Excerpt from a dataset:
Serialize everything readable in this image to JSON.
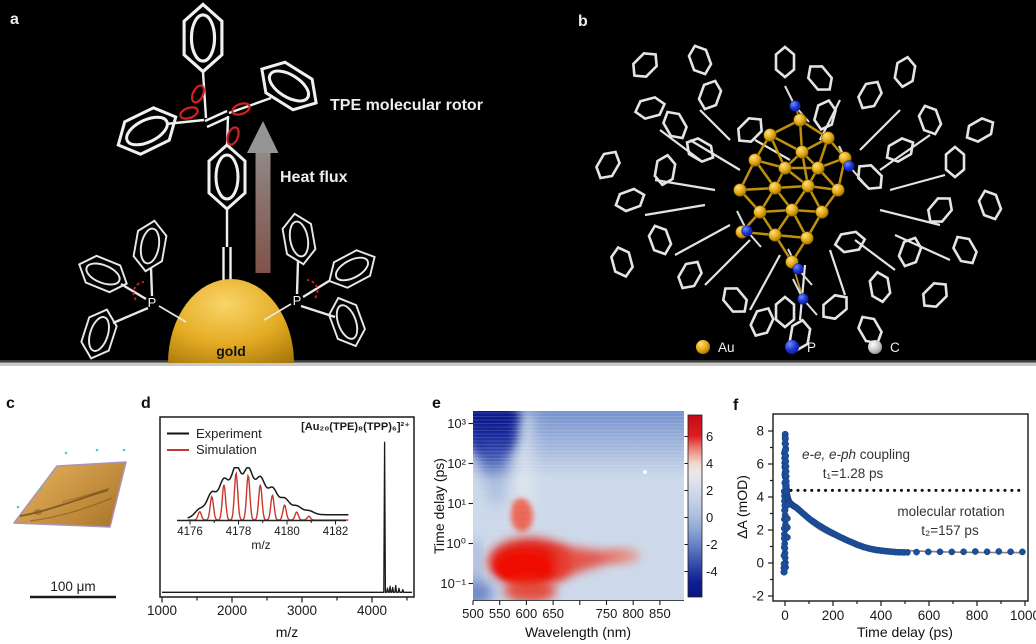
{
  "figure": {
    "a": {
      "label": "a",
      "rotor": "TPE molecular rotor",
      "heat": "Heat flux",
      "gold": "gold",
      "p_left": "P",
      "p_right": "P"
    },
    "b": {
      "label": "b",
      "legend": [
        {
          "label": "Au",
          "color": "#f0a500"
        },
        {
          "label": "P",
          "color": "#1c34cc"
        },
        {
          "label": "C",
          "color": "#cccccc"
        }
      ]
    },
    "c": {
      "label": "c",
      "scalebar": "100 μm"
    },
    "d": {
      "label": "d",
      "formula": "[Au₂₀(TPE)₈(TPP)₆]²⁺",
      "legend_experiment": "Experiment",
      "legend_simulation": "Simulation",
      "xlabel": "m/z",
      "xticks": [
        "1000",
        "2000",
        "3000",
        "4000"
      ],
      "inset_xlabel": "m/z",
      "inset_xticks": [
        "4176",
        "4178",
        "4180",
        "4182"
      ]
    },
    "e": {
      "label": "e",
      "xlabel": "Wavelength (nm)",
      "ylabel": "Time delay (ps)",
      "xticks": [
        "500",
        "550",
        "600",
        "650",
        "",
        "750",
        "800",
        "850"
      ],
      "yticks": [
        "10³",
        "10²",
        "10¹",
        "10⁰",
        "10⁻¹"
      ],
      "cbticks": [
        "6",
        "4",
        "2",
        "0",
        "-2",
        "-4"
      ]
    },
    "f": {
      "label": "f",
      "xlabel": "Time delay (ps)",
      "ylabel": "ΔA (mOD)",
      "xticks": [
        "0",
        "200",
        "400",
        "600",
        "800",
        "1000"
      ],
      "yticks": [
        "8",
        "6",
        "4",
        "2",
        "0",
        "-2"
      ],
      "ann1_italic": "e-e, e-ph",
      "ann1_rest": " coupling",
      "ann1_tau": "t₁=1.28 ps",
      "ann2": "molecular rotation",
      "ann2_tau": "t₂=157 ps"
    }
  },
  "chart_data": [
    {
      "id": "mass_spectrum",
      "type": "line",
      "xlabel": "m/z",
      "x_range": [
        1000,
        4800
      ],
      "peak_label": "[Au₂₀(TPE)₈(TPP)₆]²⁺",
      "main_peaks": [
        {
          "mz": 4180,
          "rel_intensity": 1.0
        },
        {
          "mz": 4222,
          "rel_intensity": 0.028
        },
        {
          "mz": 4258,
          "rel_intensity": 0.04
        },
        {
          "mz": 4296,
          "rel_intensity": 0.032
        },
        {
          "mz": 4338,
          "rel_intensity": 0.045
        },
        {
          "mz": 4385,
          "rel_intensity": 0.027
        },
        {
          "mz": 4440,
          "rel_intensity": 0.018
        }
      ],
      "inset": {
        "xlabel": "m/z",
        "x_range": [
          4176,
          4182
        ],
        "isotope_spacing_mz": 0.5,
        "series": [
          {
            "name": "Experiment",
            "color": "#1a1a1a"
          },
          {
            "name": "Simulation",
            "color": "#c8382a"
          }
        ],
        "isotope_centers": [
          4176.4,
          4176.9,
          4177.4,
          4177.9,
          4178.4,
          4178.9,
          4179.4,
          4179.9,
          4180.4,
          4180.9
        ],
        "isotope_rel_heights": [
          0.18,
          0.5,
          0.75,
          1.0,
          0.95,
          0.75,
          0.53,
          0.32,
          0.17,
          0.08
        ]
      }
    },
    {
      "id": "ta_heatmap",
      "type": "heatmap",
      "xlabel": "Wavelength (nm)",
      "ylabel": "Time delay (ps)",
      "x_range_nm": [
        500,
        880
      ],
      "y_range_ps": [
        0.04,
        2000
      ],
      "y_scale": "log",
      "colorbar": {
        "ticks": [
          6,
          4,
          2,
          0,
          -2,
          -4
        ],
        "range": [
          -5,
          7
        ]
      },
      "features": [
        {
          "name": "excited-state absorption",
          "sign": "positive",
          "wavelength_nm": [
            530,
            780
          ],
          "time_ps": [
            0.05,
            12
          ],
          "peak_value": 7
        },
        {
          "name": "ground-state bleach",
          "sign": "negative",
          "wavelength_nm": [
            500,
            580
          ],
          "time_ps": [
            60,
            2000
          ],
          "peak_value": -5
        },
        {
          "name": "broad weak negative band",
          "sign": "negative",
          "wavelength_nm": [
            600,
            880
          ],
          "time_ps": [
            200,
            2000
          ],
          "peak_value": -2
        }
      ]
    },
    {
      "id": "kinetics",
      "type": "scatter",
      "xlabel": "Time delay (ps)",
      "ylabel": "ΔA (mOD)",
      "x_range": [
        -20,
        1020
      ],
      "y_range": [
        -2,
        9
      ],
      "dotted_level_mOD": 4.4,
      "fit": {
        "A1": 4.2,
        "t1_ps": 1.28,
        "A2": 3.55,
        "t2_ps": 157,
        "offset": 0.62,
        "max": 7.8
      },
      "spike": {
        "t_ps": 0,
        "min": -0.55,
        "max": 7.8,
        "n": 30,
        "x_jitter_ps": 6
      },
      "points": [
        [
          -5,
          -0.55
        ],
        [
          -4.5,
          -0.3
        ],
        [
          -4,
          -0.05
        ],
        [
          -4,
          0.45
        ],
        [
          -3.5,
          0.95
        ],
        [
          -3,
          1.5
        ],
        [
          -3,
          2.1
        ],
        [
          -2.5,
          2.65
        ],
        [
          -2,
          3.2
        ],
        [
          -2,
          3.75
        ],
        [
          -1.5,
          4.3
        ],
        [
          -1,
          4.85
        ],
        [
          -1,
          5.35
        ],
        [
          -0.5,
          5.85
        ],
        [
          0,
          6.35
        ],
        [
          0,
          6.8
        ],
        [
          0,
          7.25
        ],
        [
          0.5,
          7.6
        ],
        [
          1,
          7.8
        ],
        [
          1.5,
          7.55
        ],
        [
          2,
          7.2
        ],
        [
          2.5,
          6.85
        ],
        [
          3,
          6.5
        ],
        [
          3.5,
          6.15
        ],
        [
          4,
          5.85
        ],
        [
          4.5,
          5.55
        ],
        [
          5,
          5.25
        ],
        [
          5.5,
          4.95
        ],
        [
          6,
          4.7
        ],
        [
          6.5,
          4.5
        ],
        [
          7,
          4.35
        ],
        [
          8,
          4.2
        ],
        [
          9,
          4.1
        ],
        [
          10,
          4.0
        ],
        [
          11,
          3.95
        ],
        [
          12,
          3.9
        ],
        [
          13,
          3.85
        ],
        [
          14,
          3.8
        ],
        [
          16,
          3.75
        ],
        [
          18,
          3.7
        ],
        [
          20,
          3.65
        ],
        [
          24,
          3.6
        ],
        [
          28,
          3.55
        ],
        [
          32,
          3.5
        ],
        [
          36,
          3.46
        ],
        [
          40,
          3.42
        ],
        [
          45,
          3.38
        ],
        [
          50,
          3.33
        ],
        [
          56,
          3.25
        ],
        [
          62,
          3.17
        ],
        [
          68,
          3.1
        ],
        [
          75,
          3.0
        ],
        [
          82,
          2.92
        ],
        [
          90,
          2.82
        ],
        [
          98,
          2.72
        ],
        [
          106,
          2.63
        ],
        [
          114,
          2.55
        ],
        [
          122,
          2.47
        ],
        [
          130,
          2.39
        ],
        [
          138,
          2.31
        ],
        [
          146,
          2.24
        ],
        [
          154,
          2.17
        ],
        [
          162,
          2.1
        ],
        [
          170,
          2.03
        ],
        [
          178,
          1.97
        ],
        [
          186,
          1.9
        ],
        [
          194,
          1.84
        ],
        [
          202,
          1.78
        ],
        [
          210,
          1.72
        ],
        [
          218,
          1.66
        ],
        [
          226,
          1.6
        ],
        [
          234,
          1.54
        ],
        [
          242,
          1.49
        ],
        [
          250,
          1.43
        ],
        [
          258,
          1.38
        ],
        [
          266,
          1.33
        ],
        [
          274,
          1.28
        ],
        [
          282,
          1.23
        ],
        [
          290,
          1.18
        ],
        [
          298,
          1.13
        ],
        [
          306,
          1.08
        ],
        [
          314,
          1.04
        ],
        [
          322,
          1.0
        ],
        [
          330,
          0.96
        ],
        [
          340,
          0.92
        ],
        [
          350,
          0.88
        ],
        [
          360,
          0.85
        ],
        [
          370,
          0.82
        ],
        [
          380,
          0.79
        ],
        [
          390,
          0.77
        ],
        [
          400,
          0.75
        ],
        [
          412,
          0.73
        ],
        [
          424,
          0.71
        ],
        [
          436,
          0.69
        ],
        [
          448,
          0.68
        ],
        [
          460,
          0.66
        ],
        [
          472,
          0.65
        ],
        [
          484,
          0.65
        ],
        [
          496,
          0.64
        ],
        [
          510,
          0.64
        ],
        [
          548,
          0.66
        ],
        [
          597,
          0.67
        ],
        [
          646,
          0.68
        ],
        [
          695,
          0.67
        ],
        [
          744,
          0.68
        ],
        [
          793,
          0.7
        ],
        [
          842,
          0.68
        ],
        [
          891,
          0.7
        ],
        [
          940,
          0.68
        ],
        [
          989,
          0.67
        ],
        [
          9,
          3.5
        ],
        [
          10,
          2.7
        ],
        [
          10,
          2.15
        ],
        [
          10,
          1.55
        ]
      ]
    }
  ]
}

--

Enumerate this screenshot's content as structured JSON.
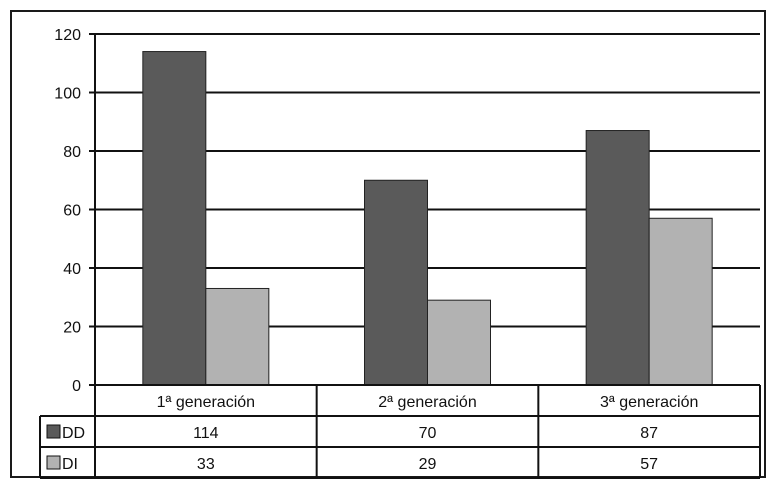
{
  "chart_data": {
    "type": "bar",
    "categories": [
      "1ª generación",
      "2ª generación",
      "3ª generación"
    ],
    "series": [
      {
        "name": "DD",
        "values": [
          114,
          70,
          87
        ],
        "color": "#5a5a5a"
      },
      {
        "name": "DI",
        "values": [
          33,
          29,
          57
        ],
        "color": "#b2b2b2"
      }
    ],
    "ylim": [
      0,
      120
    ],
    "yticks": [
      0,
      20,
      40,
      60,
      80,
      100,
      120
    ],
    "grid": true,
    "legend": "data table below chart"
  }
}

--

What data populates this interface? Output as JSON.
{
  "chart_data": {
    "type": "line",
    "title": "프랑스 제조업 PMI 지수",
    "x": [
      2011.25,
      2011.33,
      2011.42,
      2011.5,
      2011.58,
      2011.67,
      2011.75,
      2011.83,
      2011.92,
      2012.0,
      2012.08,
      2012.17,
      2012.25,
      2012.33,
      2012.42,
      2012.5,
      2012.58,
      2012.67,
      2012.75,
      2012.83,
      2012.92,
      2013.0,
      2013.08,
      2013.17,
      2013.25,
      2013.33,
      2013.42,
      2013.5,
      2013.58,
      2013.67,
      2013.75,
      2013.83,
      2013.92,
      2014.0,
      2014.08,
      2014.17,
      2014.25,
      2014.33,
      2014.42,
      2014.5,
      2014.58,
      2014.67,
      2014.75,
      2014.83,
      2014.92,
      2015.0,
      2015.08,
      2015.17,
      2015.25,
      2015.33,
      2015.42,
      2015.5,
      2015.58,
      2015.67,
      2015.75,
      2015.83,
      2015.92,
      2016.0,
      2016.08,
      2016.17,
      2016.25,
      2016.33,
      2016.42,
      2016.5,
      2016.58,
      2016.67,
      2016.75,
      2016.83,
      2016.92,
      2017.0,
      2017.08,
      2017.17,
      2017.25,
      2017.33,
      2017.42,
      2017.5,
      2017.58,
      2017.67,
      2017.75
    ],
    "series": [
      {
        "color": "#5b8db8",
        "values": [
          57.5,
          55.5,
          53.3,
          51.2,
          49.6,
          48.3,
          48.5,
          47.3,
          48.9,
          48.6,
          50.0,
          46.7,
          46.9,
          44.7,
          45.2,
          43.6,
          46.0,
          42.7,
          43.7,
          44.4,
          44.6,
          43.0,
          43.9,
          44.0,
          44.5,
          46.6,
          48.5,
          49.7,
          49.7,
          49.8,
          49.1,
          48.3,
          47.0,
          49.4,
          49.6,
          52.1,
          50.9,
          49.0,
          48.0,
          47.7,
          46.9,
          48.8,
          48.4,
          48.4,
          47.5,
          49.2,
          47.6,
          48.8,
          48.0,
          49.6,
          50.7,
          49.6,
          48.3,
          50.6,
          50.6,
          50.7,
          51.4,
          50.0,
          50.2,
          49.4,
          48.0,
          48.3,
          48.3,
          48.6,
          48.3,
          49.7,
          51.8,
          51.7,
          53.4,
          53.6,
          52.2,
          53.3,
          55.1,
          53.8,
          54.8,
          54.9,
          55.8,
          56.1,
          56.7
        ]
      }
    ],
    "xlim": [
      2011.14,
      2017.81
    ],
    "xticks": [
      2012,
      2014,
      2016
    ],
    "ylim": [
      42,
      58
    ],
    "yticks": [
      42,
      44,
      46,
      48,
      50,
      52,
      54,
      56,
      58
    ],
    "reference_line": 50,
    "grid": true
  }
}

[Task goal] Track down all lines above with the string "generación" and copy them.

[Exercise response]
      "1ª generación",
      "2ª generación",
      "3ª generación"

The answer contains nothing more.